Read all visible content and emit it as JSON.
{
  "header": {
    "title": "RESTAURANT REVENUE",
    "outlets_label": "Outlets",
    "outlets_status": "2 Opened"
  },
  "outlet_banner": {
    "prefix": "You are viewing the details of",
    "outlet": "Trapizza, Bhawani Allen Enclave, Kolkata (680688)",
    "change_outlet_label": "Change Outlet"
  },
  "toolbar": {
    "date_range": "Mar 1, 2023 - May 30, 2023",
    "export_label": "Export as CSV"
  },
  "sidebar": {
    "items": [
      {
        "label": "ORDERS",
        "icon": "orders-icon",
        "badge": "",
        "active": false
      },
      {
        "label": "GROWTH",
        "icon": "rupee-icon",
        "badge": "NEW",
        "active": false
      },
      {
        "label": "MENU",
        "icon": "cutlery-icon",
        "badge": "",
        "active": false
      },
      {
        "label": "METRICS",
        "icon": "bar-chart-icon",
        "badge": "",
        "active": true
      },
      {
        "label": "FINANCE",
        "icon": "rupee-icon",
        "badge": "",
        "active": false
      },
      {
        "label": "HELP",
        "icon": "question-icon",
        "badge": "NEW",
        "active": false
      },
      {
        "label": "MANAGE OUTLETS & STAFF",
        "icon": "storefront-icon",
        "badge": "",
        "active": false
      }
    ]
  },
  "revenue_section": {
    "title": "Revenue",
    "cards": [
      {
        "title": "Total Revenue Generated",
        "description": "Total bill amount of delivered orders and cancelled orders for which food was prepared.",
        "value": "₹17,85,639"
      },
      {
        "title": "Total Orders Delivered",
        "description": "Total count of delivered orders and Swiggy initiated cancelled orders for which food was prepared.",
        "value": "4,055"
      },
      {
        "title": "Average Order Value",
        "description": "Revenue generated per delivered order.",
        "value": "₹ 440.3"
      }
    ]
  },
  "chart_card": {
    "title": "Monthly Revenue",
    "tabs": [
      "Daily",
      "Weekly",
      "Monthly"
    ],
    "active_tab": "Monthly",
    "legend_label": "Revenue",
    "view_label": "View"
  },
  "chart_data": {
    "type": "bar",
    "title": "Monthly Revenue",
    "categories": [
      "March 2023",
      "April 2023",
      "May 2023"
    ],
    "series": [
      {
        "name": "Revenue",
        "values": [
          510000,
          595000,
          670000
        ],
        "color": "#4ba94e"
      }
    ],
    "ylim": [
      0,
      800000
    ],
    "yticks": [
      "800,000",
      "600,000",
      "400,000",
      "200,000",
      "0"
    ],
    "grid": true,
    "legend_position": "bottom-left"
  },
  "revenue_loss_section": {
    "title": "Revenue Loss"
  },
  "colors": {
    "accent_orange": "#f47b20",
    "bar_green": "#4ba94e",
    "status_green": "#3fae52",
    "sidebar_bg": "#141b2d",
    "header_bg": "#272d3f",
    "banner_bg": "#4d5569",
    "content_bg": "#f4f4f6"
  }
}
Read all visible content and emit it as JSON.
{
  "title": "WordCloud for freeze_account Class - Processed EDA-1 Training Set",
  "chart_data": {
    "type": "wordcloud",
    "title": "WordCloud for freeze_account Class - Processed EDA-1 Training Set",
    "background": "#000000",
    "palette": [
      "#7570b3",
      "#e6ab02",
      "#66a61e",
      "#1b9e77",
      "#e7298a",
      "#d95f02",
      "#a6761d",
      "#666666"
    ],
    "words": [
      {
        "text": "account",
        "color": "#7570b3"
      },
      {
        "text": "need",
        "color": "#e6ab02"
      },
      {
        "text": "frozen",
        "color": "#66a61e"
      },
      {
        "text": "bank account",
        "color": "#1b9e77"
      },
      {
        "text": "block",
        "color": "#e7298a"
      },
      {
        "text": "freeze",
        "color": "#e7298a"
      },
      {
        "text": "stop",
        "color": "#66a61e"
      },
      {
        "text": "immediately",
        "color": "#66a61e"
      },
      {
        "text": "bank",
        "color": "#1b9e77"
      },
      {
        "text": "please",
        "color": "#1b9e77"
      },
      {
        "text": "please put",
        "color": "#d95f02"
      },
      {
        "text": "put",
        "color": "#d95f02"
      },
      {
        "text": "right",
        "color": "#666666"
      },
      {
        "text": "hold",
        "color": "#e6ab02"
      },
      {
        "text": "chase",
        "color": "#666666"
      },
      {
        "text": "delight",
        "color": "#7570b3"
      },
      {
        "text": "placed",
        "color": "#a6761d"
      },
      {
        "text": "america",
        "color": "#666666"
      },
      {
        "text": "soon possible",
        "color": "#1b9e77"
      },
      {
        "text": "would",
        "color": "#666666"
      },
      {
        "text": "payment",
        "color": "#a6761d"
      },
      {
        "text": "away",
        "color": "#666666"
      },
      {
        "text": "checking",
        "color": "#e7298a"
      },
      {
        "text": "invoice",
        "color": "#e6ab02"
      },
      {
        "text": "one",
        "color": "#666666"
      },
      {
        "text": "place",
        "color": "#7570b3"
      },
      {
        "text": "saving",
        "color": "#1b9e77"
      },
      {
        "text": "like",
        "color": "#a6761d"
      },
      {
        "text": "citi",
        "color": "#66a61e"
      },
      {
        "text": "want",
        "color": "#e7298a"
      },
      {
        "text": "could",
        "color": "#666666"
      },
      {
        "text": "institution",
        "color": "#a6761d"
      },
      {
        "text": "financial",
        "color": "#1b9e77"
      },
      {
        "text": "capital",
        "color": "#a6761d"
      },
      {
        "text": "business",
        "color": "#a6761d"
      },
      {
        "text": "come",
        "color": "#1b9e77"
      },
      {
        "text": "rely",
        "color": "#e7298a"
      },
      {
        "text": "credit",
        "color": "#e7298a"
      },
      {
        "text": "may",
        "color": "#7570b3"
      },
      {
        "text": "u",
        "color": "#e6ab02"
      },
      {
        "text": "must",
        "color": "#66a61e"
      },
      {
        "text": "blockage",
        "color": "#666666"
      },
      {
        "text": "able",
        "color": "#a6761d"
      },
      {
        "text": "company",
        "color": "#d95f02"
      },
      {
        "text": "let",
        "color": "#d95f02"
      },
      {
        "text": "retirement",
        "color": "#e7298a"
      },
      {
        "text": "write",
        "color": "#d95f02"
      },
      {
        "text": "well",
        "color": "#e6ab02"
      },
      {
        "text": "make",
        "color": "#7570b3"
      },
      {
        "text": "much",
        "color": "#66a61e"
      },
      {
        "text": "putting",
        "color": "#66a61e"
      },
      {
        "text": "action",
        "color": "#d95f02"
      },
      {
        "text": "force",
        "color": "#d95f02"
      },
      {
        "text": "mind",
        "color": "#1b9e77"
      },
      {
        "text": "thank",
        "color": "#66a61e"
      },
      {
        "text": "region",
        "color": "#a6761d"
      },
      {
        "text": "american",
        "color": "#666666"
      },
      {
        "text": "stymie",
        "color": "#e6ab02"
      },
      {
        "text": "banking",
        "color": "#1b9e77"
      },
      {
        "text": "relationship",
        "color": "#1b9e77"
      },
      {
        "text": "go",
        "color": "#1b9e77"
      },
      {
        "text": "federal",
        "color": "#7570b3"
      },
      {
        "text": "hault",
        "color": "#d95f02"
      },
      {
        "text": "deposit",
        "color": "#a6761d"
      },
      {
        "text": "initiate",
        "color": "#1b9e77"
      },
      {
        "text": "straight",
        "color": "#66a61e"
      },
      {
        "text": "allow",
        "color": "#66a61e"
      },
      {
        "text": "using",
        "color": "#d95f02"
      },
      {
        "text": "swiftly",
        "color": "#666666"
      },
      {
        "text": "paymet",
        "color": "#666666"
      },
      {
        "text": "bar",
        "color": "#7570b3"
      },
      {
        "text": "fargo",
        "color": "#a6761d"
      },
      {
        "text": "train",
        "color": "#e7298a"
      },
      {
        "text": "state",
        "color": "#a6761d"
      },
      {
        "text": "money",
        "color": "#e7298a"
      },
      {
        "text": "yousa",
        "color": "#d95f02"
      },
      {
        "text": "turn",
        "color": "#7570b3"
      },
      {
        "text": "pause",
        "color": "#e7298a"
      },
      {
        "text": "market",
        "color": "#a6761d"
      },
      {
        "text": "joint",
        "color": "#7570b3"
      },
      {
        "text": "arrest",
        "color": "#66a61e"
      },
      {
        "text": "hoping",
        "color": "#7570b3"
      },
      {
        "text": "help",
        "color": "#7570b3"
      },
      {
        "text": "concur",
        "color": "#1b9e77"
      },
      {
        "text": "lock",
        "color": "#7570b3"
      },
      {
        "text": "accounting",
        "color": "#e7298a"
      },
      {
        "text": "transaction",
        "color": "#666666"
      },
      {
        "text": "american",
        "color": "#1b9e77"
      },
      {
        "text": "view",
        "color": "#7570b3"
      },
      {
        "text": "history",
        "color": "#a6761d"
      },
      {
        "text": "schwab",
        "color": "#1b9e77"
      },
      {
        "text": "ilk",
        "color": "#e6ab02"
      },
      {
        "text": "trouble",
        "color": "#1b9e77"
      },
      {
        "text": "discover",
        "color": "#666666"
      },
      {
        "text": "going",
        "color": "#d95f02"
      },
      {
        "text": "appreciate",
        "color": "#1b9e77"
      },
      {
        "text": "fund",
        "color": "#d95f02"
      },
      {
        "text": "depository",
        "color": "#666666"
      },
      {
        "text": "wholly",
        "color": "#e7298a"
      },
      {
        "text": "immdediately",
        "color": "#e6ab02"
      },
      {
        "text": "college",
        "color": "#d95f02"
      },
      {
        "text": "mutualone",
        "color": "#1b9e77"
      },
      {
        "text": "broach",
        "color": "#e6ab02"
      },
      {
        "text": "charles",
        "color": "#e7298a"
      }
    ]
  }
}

● **Task to carry out**
Scan the data above; copy every line where "Class" appears.

● **Correct output**
  "title": "WordCloud for freeze_account Class - Processed EDA-1 Training Set",
    "title": "WordCloud for freeze_account Class - Processed EDA-1 Training Set",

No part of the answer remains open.